| Lista de tareas |
1: Según el texto sobre la flota china, ¿en qué fecha zarpó de China la flota?
2: Reescribe como lista el párrafo del texto sobre la flota china que empieza con "Sería largo contar", conservando sus datos principales.
3: Traduce al inglés esta oración del texto sobre la flota china: "La llave del asunto vino por dos razones inesperadas."

| Texto de lectura |

El capitán de submarinos empezó a leer y leer, encontrando rarezas en los diarios de navegantes –Colón escribiendo que las Antillas estaban “donde decía mi carta náutica”– y polémicas eruditas que criticaban las descripciones de islas o los tiempos de navegación medievales. La llave del asunto vino por dos razones inesperadas. La primera es que Menzies sabe navegar, algo que muy pocos cartógrafos e historiadores saben hacer. La segunda es que el buen hombre, que ya tiene sus años, nació y se crió en China.
Sería largo contar cómo llegó Menzies al emperador Zhu Di y a sus almirantes eunucos, un rompecabezas que le tomó quince años armar. La cosa es que pudo establecer sin duda alguna que el 8 de marzo de 1421 zarpó de China la más formidable flota jamás creada por el hombre, con más de 300 navíos protegidos por decenas de sampanes de guerra de 200 metros de largo y cinco mástiles, cientos de tripulantes, decenas de concubinas para los oficiales que no fueran eunucos, un batallón de prostitutas que atendían a los marineros –y a las gallinas–, cultivos flotantes de brotes de bambú y nutrias amaestradas para pescar en alta mar. La flota al mando del gran almirante Zheng He tenía una orden global: llevar a todas las naciones del mundo el mandato del Celeste Imperio y ordenarles rendir tributo a Pekín. Sólo quedaba afuera la brutal Europa, destino de una futura segunda flota, seguramente mejor armada.

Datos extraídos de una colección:
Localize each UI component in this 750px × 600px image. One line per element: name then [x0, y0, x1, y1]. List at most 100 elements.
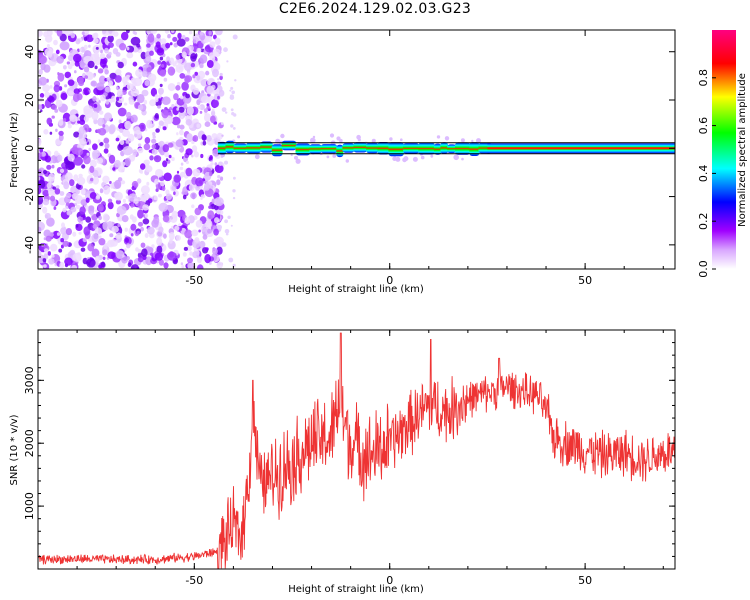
- noise-blob: [43, 31, 49, 38]
- noise-blob: [128, 99, 135, 105]
- noise-blob: [209, 171, 213, 177]
- noise-blob: [106, 77, 111, 81]
- noise-blob: [93, 103, 98, 108]
- x-tick-label: 0: [386, 274, 393, 287]
- noise-blob: [188, 183, 195, 192]
- noise-blob: [171, 116, 181, 126]
- noise-blob: [109, 72, 117, 80]
- noise-blob: [67, 79, 75, 86]
- signal-band-segment: [366, 142, 379, 154]
- noise-blob: [135, 69, 143, 78]
- noise-blob: [144, 233, 149, 238]
- noise-blob: [172, 36, 178, 42]
- spectrogram-frame: [37, 29, 676, 270]
- noise-blob: [184, 62, 192, 72]
- noise-blob: [81, 164, 86, 169]
- signal-band-segment: [271, 144, 283, 157]
- noise-blob: [154, 252, 164, 261]
- noise-blob: [168, 232, 175, 241]
- noise-blob: [114, 75, 122, 83]
- noise-blob: [206, 60, 214, 68]
- noise-blob: [73, 156, 83, 166]
- noise-blob: [192, 136, 197, 142]
- noise-blob: [117, 107, 127, 117]
- noise-blob: [53, 39, 58, 46]
- noise-blob: [158, 120, 164, 126]
- noise-blob: [126, 46, 130, 51]
- noise-blob: [78, 126, 85, 136]
- noise-blob: [38, 152, 43, 158]
- noise-blob: [118, 119, 122, 124]
- noise-blob: [173, 42, 178, 48]
- noise-blob: [191, 145, 198, 153]
- noise-blob: [170, 30, 175, 33]
- noise-blob: [216, 179, 221, 186]
- noise-blob: [124, 157, 131, 167]
- noise-blob: [79, 119, 86, 125]
- noise-blob: [153, 216, 160, 225]
- noise-blob: [126, 52, 134, 59]
- noise-blob: [79, 206, 86, 215]
- noise-blob: [52, 186, 56, 190]
- noise-blob: [158, 259, 164, 266]
- noise-blob: [120, 161, 126, 167]
- noise-blob: [171, 156, 175, 162]
- noise-blob: [55, 185, 60, 189]
- noise-blob: [105, 100, 110, 105]
- noise-blob: [158, 125, 162, 129]
- noise-blob: [207, 228, 212, 234]
- noise-blob: [213, 34, 217, 40]
- signal-halo: [294, 155, 298, 160]
- noise-blob: [83, 155, 91, 165]
- x-tick-label: 0: [386, 574, 393, 587]
- noise-blob: [180, 116, 184, 120]
- noise-blob: [121, 31, 129, 41]
- noise-blob: [91, 233, 99, 243]
- noise-blob: [125, 74, 131, 81]
- noise-blob: [81, 31, 85, 35]
- noise-blob: [232, 34, 238, 40]
- noise-blob: [185, 119, 192, 126]
- noise-blob: [62, 118, 67, 122]
- noise-blob: [192, 87, 200, 95]
- noise-blob: [230, 108, 234, 112]
- noise-blob: [98, 264, 103, 269]
- noise-blob: [153, 195, 158, 201]
- noise-blob: [58, 134, 64, 142]
- noise-blob: [110, 183, 114, 189]
- noise-blob: [146, 226, 155, 235]
- noise-blob: [77, 76, 84, 84]
- noise-blob: [86, 258, 96, 268]
- noise-blob: [104, 142, 110, 149]
- noise-blob: [185, 93, 191, 99]
- noise-blob: [99, 53, 106, 60]
- noise-blob: [118, 123, 126, 130]
- noise-blob: [72, 252, 82, 262]
- noise-blob: [97, 68, 104, 74]
- noise-blob: [88, 147, 91, 152]
- noise-blob: [49, 195, 56, 202]
- colorbar-tick-label: 0.2: [697, 212, 710, 230]
- noise-blob: [194, 237, 200, 243]
- noise-blob: [43, 129, 49, 135]
- noise-blob: [158, 193, 162, 198]
- signal-band-segment: [342, 143, 355, 153]
- noise-blob: [176, 107, 180, 111]
- noise-blob: [136, 230, 140, 235]
- noise-blob: [130, 223, 137, 231]
- noise-blob: [114, 159, 121, 168]
- noise-blob: [191, 154, 194, 158]
- noise-blob: [143, 99, 148, 105]
- noise-blob: [38, 186, 42, 195]
- noise-blob: [204, 254, 212, 264]
- spectrogram-xlabel: Height of straight line (km): [288, 284, 424, 295]
- noise-blob: [132, 216, 137, 223]
- x-tick-label: 50: [578, 574, 592, 587]
- noise-blob: [85, 108, 94, 118]
- noise-blob: [65, 192, 72, 198]
- signal-band-segment: [233, 143, 248, 153]
- noise-blob: [186, 133, 193, 143]
- noise-blob: [194, 207, 202, 216]
- noise-blob: [211, 133, 218, 139]
- noise-blob: [177, 32, 182, 40]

| Respuestas del ejercicio |
1: El 8 de marzo de 1421.

2:
- Menzies tardó quince años en reconstruir cómo llegó al emperador Zhu Di y a sus almirantes eunucos.
- Estableció que el 8 de marzo de 1421 zarpó de China la flota más formidable jamás creada, con más de 300 navíos protegidos por decenas de sampanes de guerra de 200 metros de largo y cinco mástiles.
- A bordo iban cientos de tripulantes, concubinas para los oficiales que no eran eunucos, prostitutas para los marineros, cultivos flotantes de brotes de bambú y nutrias amaestradas para pescar en alta mar.
- Al mando del gran almirante Zheng He, la flota debía llevar a todas las naciones el mandato del Celeste Imperio y ordenarles rendir tributo a Pekín.
- Europa quedaba fuera, reservada a una futura segunda flota.

3: The key to the matter came from two unexpected reasons.